**Testo fornito**.
○ ○ ○ ○
Negli Stati Uniti le procedure fallimentari sono regolate dall’Us Bankruptcy Code. Tre i capitoli rilevanti. Il problema sostanziale nasce dal fatto che i comuni non possono essere liquidati sotto il Chapter 7. E se il piano di ristrutturazione non viene votato dai creditori la procedura è ambigua: il giudice fallimentare può, in teoria, imporre un aumento delle imposte, la vendita delle attività e dei cespiti, il taglio delle spese. Ma non è mai successo. La migliore garanzia per il creditore sembra essere il potere del governo locale di gestire alcune imposte.

Se in Italia c’è una legge che ha già portato alcuni comuni a dichiarare il dissesto, cosa succede all’estero? Qui ci concentriamo solo sugli Stati Uniti, il modello preso ad esempio quando, qualche anno fa, si cominciò a discutere delle procedure di dissesto per gli Stati sovrani. Le notizie che riportiamo provengono da due articoli che segnaliamo in calce.

Il Bankruptcy Code

Le procedure fallimentari sono regolate negli Stati Uniti dall’Us Bankruptcy Code. Tre sono i capitoli rilevanti del codice: il Chapter 7, che comprende le procedure per la liquidazione; il Chapter 11, che regolamenta le procedure per la riorganizzazione aziendale; infine il Chapter 9, che discute appunto il dissesto degli enti locali.
○ ○ ○ ○
**Dati registrati**.
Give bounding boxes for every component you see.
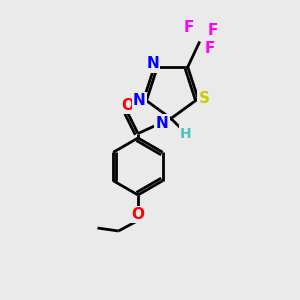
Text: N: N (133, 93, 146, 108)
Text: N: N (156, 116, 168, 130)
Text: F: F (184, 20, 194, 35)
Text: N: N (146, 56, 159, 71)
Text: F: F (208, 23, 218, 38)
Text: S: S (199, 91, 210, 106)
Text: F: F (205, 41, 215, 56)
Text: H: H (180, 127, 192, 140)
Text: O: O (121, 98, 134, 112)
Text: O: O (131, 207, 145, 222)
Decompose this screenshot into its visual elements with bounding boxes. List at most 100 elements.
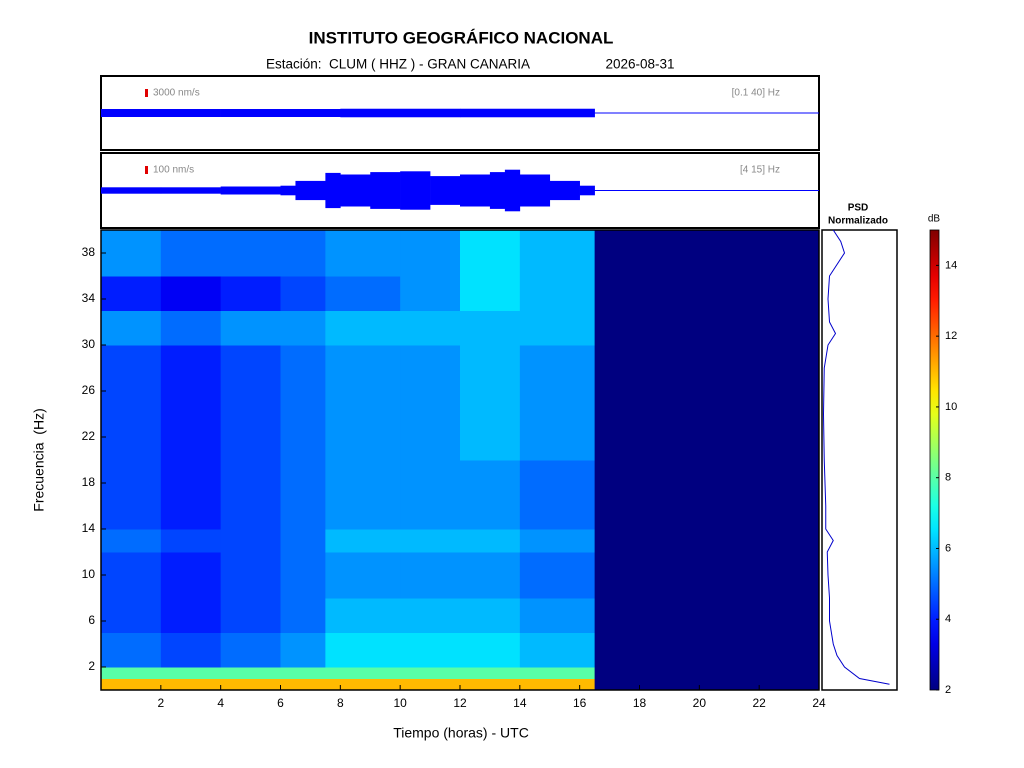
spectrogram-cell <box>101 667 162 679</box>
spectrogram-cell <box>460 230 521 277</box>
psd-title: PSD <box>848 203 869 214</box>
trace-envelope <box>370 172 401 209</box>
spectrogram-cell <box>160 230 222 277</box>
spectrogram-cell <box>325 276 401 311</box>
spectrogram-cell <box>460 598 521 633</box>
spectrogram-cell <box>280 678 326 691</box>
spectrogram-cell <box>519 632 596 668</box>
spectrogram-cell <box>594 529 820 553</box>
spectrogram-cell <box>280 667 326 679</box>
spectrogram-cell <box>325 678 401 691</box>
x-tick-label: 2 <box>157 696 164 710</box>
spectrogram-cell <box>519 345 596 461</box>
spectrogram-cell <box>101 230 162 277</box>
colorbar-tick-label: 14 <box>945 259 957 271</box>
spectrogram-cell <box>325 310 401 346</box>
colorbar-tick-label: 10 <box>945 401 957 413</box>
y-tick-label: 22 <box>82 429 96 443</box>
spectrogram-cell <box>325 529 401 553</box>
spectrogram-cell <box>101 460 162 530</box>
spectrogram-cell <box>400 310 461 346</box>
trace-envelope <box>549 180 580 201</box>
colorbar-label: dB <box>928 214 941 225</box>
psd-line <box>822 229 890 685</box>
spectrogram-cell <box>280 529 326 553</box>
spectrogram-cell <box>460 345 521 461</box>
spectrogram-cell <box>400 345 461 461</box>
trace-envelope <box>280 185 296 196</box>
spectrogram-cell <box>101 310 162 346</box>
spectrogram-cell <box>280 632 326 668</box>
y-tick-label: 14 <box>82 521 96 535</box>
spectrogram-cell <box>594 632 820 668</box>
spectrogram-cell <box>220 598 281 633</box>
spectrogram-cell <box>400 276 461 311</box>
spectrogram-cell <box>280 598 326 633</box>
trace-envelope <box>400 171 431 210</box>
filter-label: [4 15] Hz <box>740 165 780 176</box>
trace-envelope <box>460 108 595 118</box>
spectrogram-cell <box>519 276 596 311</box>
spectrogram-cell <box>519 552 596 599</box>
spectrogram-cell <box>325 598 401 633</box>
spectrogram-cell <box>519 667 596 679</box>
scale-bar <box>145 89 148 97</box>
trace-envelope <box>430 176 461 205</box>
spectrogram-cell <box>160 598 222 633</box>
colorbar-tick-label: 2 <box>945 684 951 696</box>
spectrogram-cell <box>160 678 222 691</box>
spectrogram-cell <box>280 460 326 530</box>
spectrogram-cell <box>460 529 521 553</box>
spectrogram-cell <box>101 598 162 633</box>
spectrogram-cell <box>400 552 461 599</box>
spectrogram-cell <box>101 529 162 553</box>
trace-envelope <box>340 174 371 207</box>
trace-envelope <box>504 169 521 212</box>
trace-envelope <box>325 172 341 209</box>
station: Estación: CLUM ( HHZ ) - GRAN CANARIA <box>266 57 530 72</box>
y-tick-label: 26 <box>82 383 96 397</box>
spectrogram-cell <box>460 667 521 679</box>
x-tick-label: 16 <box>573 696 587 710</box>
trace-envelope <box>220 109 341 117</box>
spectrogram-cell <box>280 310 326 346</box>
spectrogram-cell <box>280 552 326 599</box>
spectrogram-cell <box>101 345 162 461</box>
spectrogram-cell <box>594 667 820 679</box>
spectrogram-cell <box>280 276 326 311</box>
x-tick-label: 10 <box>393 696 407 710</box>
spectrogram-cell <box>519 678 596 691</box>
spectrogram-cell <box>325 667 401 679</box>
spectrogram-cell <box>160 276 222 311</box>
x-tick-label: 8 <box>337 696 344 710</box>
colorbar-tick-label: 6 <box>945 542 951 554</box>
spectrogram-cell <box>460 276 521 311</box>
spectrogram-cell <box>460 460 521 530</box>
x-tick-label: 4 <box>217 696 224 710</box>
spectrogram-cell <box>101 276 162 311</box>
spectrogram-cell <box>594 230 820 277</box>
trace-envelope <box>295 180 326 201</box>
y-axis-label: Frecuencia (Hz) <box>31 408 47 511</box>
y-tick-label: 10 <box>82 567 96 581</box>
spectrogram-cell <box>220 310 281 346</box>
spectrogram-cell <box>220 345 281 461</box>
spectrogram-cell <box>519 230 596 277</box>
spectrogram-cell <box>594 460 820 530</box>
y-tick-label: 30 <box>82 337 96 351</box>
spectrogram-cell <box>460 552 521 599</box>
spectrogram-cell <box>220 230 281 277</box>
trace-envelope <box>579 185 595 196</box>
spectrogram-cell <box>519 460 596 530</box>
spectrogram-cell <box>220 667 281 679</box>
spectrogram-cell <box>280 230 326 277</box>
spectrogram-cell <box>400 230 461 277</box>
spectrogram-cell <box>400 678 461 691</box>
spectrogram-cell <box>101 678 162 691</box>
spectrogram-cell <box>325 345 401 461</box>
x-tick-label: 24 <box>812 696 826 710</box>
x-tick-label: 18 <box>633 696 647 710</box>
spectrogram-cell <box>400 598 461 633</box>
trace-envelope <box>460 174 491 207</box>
○ ○ ○ ○
**Compiti da svolgere**.
1 – Modifica il testo sul dissesto dei comuni negli Stati Uniti: riscrivi la parte che va da "Negli Stati Uniti le" fino a "gestire alcune imposte." incluso, mettendo "tribunale fallimentare" al posto di "giudice fallimentare".
2 – Per favore, ricopia senza cambiamenti i record dal loro inizio fino alla riga con "Decompose this screenshot", inclusa, tralasciando le immagini.

**Elenco delle soluzioni**.
1 –
Negli Stati Uniti le procedure fallimentari sono regolate dall’Us Bankruptcy Code. Tre i capitoli rilevanti. Il problema sostanziale nasce dal fatto che i comuni non possono essere liquidati sotto il Chapter 7. E se il piano di ristrutturazione non viene votato dai creditori la procedura è ambigua: il tribunale fallimentare può, in teoria, imporre un aumento delle imposte, la vendita delle attività e dei cespiti, il taglio delle spese. Ma non è mai successo. La migliore garanzia per il creditore sembra essere il potere del governo locale di gestire alcune imposte.

2 –
Give bounding boxes for every component you see.
Text: N: N (133, 93, 146, 108)
Text: N: N (156, 116, 168, 130)
Text: F: F (184, 20, 194, 35)
Text: N: N (146, 56, 159, 71)
Text: F: F (208, 23, 218, 38)
Text: S: S (199, 91, 210, 106)
Text: F: F (205, 41, 215, 56)
Text: H: H (180, 127, 192, 140)
Text: O: O (121, 98, 134, 112)
Text: O: O (131, 207, 145, 222)
Decompose this screenshot into its visual elements with bounding boxes. List at most 100 elements.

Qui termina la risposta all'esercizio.